▶ Instructions for the task: Output the entries verbatim, including every line.

▶ Data shown:

····················

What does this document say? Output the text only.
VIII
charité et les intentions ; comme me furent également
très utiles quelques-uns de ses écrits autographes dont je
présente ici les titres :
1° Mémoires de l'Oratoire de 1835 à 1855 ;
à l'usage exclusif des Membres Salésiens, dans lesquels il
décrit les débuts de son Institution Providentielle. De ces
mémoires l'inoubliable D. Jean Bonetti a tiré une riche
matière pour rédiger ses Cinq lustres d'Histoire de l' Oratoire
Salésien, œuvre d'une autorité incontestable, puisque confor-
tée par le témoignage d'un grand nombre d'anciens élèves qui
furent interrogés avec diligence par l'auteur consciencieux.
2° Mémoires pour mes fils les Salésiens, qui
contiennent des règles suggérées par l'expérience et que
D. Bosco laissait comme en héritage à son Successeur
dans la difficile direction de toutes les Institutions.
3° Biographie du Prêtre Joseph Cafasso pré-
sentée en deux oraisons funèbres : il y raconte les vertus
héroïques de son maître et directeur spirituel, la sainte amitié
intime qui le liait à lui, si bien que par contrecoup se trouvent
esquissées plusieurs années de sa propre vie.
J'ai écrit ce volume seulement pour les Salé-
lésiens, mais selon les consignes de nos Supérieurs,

····················

▶ Task response:
What does this document say? Output the text only.
VIII
charité et les intentions ; comme me furent également
très utiles quelques-uns de ses écrits autographes dont je
présente ici les titres :
1° Mémoires de l'Oratoire de 1835 à 1855 ;
à l'usage exclusif des Membres Salésiens, dans lesquels il
décrit les débuts de son Institution Providentielle. De ces
mémoires l'inoubliable D. Jean Bonetti a tiré une riche
matière pour rédiger ses Cinq lustres d'Histoire de l' Oratoire
Salésien, œuvre d'une autorité incontestable, puisque confor-
tée par le témoignage d'un grand nombre d'anciens élèves qui
furent interrogés avec diligence par l'auteur consciencieux.
2° Mémoires pour mes fils les Salésiens, qui
contiennent des règles suggérées par l'expérience et que
D. Bosco laissait comme en héritage à son Successeur
dans la difficile direction de toutes les Institutions.
3° Biographie du Prêtre Joseph Cafasso pré-
sentée en deux oraisons funèbres : il y raconte les vertus
héroïques de son maître et directeur spirituel, la sainte amitié
intime qui le liait à lui, si bien que par contrecoup se trouvent
esquissées plusieurs années de sa propre vie.
J'ai écrit ce volume seulement pour les Salé-
lésiens, mais selon les consignes de nos Supérieurs,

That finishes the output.